Task directions: Make a tally of the lines in the records that include the string "приложению", and give only that number.

Collection entries

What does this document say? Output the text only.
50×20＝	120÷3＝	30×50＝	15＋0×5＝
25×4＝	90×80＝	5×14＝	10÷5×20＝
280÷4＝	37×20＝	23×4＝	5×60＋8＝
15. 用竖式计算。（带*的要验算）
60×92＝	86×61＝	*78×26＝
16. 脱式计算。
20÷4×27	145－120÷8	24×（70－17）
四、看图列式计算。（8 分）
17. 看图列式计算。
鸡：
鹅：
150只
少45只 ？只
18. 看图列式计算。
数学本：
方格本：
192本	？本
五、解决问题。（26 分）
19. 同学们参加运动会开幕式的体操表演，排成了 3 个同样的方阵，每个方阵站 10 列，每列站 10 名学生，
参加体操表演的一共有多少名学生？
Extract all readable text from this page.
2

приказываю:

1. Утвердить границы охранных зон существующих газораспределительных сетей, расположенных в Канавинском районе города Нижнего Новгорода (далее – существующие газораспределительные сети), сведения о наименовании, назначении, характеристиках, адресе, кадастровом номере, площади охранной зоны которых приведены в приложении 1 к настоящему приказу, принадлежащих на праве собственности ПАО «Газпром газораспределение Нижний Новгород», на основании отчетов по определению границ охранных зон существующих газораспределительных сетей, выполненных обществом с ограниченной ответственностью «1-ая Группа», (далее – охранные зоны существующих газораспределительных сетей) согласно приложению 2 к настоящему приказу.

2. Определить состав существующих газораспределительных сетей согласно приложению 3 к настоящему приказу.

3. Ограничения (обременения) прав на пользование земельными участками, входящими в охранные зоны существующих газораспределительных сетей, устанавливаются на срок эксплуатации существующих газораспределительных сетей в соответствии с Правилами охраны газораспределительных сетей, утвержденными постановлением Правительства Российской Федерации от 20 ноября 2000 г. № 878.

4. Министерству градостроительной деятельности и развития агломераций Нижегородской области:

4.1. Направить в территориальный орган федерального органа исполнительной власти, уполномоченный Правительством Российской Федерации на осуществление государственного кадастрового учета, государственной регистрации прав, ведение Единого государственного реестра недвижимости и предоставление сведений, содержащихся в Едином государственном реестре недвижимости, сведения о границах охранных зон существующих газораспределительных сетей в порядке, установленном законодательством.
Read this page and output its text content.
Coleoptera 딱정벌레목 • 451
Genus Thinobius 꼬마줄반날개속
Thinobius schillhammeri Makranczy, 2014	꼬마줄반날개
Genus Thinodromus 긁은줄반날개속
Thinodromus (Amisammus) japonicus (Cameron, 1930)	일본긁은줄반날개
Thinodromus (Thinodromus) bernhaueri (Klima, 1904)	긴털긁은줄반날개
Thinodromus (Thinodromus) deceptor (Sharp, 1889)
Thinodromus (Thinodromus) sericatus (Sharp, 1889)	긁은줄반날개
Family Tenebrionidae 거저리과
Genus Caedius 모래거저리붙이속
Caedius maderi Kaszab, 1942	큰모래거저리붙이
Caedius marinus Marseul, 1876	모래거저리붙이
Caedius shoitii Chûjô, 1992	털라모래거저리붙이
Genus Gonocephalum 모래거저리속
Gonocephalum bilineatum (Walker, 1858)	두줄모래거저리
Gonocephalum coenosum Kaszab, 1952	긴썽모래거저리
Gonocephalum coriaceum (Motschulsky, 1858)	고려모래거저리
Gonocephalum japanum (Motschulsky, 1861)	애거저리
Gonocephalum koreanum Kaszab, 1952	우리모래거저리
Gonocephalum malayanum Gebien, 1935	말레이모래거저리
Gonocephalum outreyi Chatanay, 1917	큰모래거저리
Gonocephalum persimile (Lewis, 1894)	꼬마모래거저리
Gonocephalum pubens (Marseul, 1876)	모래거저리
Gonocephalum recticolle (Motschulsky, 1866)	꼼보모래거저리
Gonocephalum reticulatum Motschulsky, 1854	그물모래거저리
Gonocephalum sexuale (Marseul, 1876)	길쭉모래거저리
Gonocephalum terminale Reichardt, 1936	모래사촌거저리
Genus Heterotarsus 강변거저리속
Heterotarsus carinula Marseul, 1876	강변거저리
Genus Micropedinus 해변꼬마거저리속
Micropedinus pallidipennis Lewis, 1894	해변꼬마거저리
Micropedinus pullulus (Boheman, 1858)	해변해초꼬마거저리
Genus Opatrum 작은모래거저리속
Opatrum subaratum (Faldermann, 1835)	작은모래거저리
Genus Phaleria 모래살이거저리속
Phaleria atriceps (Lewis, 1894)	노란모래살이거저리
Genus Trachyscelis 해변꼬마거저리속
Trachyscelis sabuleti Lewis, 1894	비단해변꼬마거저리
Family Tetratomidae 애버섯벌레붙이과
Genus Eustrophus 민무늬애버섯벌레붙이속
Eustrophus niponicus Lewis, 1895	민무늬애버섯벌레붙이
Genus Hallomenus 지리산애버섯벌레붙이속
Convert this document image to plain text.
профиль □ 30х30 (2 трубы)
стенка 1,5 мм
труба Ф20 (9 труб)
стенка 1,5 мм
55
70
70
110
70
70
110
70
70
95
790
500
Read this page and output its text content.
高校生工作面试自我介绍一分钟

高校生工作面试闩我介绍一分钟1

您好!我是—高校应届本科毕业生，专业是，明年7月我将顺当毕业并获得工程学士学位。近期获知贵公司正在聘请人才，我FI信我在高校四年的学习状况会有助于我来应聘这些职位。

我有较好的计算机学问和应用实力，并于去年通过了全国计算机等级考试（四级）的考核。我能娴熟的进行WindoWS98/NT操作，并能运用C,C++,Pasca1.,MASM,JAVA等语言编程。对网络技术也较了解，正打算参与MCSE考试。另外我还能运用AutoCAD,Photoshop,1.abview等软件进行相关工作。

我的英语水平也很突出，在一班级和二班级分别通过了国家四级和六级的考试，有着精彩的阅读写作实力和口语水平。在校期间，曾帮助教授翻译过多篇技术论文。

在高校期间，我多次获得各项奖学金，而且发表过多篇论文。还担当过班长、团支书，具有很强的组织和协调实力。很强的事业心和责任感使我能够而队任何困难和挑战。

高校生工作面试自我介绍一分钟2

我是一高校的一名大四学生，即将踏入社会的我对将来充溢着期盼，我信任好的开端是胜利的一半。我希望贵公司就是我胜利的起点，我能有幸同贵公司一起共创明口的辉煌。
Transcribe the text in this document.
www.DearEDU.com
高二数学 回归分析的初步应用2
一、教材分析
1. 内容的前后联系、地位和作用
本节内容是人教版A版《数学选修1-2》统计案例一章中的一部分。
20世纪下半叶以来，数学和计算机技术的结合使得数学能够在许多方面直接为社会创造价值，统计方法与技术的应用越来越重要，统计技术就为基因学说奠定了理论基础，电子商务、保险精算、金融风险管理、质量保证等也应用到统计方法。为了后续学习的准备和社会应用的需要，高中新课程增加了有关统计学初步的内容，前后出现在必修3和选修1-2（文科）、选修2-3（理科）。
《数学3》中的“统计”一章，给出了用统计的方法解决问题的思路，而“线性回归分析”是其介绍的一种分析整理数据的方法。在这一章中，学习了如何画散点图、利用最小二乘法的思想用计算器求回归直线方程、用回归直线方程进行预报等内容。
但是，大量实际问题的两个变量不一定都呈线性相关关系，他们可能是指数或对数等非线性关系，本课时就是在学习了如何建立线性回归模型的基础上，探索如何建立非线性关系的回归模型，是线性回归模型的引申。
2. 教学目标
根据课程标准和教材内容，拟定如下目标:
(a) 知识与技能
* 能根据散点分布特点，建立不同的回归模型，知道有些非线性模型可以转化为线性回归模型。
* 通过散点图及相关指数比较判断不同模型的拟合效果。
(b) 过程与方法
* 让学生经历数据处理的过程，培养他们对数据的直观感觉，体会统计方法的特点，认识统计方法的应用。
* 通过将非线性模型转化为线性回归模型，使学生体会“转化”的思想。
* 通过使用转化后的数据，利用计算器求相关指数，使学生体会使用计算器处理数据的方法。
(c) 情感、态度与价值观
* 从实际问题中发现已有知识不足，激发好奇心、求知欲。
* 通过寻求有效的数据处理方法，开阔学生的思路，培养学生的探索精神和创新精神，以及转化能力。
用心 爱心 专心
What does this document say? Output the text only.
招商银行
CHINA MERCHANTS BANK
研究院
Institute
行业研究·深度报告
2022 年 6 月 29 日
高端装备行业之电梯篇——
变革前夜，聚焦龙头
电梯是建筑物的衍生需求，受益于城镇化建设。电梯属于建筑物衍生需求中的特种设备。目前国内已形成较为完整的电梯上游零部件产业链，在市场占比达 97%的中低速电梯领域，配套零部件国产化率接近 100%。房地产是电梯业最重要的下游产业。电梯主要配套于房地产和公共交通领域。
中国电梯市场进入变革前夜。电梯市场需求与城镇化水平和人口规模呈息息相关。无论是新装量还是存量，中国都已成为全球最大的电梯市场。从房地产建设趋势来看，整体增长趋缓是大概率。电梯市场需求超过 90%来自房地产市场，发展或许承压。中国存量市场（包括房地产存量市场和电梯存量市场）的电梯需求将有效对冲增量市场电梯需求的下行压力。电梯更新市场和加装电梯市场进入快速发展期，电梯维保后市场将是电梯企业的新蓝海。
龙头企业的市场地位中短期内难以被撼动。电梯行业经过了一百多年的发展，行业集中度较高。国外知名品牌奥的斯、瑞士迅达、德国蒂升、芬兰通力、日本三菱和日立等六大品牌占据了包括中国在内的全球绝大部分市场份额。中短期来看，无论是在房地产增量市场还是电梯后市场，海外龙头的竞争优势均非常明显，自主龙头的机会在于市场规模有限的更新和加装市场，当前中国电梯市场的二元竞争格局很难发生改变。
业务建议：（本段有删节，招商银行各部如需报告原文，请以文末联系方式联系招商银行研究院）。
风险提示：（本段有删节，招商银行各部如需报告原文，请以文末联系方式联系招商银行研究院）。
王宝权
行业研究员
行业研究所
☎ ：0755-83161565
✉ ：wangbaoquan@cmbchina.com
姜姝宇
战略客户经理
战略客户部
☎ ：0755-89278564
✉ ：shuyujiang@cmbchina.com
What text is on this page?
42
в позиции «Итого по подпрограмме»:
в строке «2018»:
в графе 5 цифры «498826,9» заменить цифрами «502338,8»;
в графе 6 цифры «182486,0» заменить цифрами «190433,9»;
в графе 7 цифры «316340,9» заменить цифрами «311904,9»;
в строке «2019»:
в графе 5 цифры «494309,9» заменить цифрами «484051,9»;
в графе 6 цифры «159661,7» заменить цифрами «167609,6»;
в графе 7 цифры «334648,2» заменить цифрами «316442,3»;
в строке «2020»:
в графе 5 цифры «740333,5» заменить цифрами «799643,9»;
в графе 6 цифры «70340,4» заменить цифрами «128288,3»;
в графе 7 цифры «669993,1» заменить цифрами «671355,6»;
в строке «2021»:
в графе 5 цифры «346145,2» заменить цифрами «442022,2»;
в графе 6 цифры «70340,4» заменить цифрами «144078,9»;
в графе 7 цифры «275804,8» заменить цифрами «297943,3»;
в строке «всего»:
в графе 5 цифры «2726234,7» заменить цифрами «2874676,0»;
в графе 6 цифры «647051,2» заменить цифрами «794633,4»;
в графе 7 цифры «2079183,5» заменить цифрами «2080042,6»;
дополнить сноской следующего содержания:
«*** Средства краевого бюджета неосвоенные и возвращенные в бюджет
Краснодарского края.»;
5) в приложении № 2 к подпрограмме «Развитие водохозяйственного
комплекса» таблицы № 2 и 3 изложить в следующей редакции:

Solved problem: 2